Aim of the exercise: Extract the full set of records that follows, word for word.

[Source records]
┌────────

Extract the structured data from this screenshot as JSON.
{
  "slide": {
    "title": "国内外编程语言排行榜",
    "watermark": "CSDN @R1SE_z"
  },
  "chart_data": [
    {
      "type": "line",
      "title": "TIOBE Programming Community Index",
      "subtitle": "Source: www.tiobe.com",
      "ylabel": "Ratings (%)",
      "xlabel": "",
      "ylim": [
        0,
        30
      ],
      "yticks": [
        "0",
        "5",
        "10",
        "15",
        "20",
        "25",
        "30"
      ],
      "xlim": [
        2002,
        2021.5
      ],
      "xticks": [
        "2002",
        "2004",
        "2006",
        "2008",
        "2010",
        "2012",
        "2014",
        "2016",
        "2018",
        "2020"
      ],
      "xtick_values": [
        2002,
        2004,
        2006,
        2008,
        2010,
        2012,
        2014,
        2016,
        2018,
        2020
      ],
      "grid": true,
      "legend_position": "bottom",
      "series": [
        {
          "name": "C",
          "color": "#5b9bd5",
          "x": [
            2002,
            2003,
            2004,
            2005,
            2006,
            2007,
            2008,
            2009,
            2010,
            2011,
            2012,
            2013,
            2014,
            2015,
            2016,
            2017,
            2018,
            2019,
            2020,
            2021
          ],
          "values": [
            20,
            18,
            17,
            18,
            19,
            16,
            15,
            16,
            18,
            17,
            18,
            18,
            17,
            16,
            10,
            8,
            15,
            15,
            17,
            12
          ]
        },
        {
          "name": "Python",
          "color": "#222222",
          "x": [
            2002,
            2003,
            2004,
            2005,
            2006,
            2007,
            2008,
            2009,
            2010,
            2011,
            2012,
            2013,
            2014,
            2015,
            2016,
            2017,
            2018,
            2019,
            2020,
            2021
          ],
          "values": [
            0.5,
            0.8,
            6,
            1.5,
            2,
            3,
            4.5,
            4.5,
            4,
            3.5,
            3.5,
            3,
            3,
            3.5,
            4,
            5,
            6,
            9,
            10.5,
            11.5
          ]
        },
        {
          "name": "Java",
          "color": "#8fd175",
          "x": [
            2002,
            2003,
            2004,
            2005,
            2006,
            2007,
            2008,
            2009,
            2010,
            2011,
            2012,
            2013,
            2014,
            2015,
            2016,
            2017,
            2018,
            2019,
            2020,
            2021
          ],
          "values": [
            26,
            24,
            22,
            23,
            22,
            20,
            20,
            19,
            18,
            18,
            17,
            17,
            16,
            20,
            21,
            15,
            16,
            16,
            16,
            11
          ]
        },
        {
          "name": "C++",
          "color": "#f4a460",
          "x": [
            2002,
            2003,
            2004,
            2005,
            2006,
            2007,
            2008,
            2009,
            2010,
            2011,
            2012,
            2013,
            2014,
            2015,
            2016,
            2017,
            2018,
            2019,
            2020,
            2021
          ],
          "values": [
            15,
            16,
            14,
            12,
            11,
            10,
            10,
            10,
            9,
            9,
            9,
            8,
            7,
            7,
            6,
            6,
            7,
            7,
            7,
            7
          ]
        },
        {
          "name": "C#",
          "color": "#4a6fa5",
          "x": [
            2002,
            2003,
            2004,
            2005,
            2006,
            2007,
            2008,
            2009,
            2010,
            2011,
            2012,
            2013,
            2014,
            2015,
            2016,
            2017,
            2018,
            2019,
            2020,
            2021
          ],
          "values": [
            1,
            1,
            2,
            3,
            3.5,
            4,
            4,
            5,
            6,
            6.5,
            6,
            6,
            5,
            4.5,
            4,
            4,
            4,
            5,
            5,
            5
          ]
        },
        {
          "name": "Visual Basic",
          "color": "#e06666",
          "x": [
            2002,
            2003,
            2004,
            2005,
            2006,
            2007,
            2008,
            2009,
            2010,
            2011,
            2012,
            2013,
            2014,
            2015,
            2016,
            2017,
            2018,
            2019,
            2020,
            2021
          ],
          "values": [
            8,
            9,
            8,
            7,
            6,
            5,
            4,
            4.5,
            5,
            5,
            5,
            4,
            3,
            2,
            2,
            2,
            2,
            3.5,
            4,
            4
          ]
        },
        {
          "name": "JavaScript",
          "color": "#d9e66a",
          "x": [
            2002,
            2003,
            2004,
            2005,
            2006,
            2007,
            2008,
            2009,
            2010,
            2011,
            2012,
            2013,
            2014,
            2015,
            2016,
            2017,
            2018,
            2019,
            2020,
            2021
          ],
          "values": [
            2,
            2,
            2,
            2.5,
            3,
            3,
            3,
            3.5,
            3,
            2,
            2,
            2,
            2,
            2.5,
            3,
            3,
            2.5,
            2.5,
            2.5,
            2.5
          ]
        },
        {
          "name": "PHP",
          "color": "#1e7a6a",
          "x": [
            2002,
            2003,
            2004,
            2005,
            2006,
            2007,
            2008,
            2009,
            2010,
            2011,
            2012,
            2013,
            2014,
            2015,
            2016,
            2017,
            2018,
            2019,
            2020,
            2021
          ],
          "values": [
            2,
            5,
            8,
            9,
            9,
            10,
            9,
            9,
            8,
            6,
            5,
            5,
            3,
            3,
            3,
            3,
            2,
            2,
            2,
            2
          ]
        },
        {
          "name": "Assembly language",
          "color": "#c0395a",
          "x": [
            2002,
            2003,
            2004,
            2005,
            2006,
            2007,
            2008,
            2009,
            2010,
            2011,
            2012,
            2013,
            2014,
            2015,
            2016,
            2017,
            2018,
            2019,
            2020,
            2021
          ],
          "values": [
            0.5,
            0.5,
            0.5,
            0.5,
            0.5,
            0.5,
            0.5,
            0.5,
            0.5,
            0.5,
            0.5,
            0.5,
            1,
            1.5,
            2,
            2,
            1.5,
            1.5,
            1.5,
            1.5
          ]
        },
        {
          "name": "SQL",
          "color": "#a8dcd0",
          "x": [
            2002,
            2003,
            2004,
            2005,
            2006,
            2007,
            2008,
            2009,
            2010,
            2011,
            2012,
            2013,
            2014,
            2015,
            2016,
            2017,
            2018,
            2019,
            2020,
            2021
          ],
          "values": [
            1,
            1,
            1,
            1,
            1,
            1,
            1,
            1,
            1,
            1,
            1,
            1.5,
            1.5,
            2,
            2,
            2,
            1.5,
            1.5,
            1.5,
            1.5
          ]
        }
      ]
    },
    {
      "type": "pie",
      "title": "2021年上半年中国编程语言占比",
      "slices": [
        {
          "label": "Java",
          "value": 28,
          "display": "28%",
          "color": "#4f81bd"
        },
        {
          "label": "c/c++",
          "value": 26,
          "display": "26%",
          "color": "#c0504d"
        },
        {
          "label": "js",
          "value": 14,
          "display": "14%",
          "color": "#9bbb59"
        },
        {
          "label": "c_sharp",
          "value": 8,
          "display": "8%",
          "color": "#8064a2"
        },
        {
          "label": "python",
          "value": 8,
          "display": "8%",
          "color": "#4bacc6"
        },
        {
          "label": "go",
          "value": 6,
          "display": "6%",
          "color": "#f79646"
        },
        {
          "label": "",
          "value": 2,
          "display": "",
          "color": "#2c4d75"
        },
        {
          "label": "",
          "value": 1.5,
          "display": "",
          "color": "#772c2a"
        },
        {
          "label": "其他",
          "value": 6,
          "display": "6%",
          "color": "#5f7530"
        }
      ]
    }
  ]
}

└────────

Answer to this problem:
Extract the structured data from this screenshot as JSON.
{
  "slide": {
    "title": "国内外编程语言排行榜",
    "watermark": "CSDN @R1SE_z"
  },
  "chart_data": [
    {
      "type": "line",
      "title": "TIOBE Programming Community Index",
      "subtitle": "Source: www.tiobe.com",
      "ylabel": "Ratings (%)",
      "xlabel": "",
      "ylim": [
        0,
        30
      ],
      "yticks": [
        "0",
        "5",
        "10",
        "15",
        "20",
        "25",
        "30"
      ],
      "xlim": [
        2002,
        2021.5
      ],
      "xticks": [
        "2002",
        "2004",
        "2006",
        "2008",
        "2010",
        "2012",
        "2014",
        "2016",
        "2018",
        "2020"
      ],
      "xtick_values": [
        2002,
        2004,
        2006,
        2008,
        2010,
        2012,
        2014,
        2016,
        2018,
        2020
      ],
      "grid": true,
      "legend_position": "bottom",
      "series": [
        {
          "name": "C",
          "color": "#5b9bd5",
          "x": [
            2002,
            2003,
            2004,
            2005,
            2006,
            2007,
            2008,
            2009,
            2010,
            2011,
            2012,
            2013,
            2014,
            2015,
            2016,
            2017,
            2018,
            2019,
            2020,
            2021
          ],
          "values": [
            20,
            18,
            17,
            18,
            19,
            16,
            15,
            16,
            18,
            17,
            18,
            18,
            17,
            16,
            10,
            8,
            15,
            15,
            17,
            12
          ]
        },
        {
          "name": "Python",
          "color": "#222222",
          "x": [
            2002,
            2003,
            2004,
            2005,
            2006,
            2007,
            2008,
            2009,
            2010,
            2011,
            2012,
            2013,
            2014,
            2015,
            2016,
            2017,
            2018,
            2019,
            2020,
            2021
          ],
          "values": [
            0.5,
            0.8,
            6,
            1.5,
            2,
            3,
            4.5,
            4.5,
            4,
            3.5,
            3.5,
            3,
            3,
            3.5,
            4,
            5,
            6,
            9,
            10.5,
            11.5
          ]
        },
        {
          "name": "Java",
          "color": "#8fd175",
          "x": [
            2002,
            2003,
            2004,
            2005,
            2006,
            2007,
            2008,
            2009,
            2010,
            2011,
            2012,
            2013,
            2014,
            2015,
            2016,
            2017,
            2018,
            2019,
            2020,
            2021
          ],
          "values": [
            26,
            24,
            22,
            23,
            22,
            20,
            20,
            19,
            18,
            18,
            17,
            17,
            16,
            20,
            21,
            15,
            16,
            16,
            16,
            11
          ]
        },
        {
          "name": "C++",
          "color": "#f4a460",
          "x": [
            2002,
            2003,
            2004,
            2005,
            2006,
            2007,
            2008,
            2009,
            2010,
            2011,
            2012,
            2013,
            2014,
            2015,
            2016,
            2017,
            2018,
            2019,
            2020,
            2021
          ],
          "values": [
            15,
            16,
            14,
            12,
            11,
            10,
            10,
            10,
            9,
            9,
            9,
            8,
            7,
            7,
            6,
            6,
            7,
            7,
            7,
            7
          ]
        },
        {
          "name": "C#",
          "color": "#4a6fa5",
          "x": [
            2002,
            2003,
            2004,
            2005,
            2006,
            2007,
            2008,
            2009,
            2010,
            2011,
            2012,
            2013,
            2014,
            2015,
            2016,
            2017,
            2018,
            2019,
            2020,
            2021
          ],
          "values": [
            1,
            1,
            2,
            3,
            3.5,
            4,
            4,
            5,
            6,
            6.5,
            6,
            6,
            5,
            4.5,
            4,
            4,
            4,
            5,
            5,
            5
          ]
        },
        {
          "name": "Visual Basic",
          "color": "#e06666",
          "x": [
            2002,
            2003,
            2004,
            2005,
            2006,
            2007,
            2008,
            2009,
            2010,
            2011,
            2012,
            2013,
            2014,
            2015,
            2016,
            2017,
            2018,
            2019,
            2020,
            2021
          ],
          "values": [
            8,
            9,
            8,
            7,
            6,
            5,
            4,
            4.5,
            5,
            5,
            5,
            4,
            3,
            2,
            2,
            2,
            2,
            3.5,
            4,
            4
          ]
        },
        {
          "name": "JavaScript",
          "color": "#d9e66a",
          "x": [
            2002,
            2003,
            2004,
            2005,
            2006,
            2007,
            2008,
            2009,
            2010,
            2011,
            2012,
            2013,
            2014,
            2015,
            2016,
            2017,
            2018,
            2019,
            2020,
            2021
          ],
          "values": [
            2,
            2,
            2,
            2.5,
            3,
            3,
            3,
            3.5,
            3,
            2,
            2,
            2,
            2,
            2.5,
            3,
            3,
            2.5,
            2.5,
            2.5,
            2.5
          ]
        },
        {
          "name": "PHP",
          "color": "#1e7a6a",
          "x": [
            2002,
            2003,
            2004,
            2005,
            2006,
            2007,
            2008,
            2009,
            2010,
            2011,
            2012,
            2013,
            2014,
            2015,
            2016,
            2017,
            2018,
            2019,
            2020,
            2021
          ],
          "values": [
            2,
            5,
            8,
            9,
            9,
            10,
            9,
            9,
            8,
            6,
            5,
            5,
            3,
            3,
            3,
            3,
            2,
            2,
            2,
            2
          ]
        },
        {
          "name": "Assembly language",
          "color": "#c0395a",
          "x": [
            2002,
            2003,
            2004,
            2005,
            2006,
            2007,
            2008,
            2009,
            2010,
            2011,
            2012,
            2013,
            2014,
            2015,
            2016,
            2017,
            2018,
            2019,
            2020,
            2021
          ],
          "values": [
            0.5,
            0.5,
            0.5,
            0.5,
            0.5,
            0.5,
            0.5,
            0.5,
            0.5,
            0.5,
            0.5,
            0.5,
            1,
            1.5,
            2,
            2,
            1.5,
            1.5,
            1.5,
            1.5
          ]
        },
        {
          "name": "SQL",
          "color": "#a8dcd0",
          "x": [
            2002,
            2003,
            2004,
            2005,
            2006,
            2007,
            2008,
            2009,
            2010,
            2011,
            2012,
            2013,
            2014,
            2015,
            2016,
            2017,
            2018,
            2019,
            2020,
            2021
          ],
          "values": [
            1,
            1,
            1,
            1,
            1,
            1,
            1,
            1,
            1,
            1,
            1,
            1.5,
            1.5,
            2,
            2,
            2,
            1.5,
            1.5,
            1.5,
            1.5
          ]
        }
      ]
    },
    {
      "type": "pie",
      "title": "2021年上半年中国编程语言占比",
      "slices": [
        {
          "label": "Java",
          "value": 28,
          "display": "28%",
          "color": "#4f81bd"
        },
        {
          "label": "c/c++",
          "value": 26,
          "display": "26%",
          "color": "#c0504d"
        },
        {
          "label": "js",
          "value": 14,
          "display": "14%",
          "color": "#9bbb59"
        },
        {
          "label": "c_sharp",
          "value": 8,
          "display": "8%",
          "color": "#8064a2"
        },
        {
          "label": "python",
          "value": 8,
          "display": "8%",
          "color": "#4bacc6"
        },
        {
          "label": "go",
          "value": 6,
          "display": "6%",
          "color": "#f79646"
        },
        {
          "label": "",
          "value": 2,
          "display": "",
          "color": "#2c4d75"
        },
        {
          "label": "",
          "value": 1.5,
          "display": "",
          "color": "#772c2a"
        },
        {
          "label": "其他",
          "value": 6,
          "display": "6%",
          "color": "#5f7530"
        }
      ]
    }
  ]
}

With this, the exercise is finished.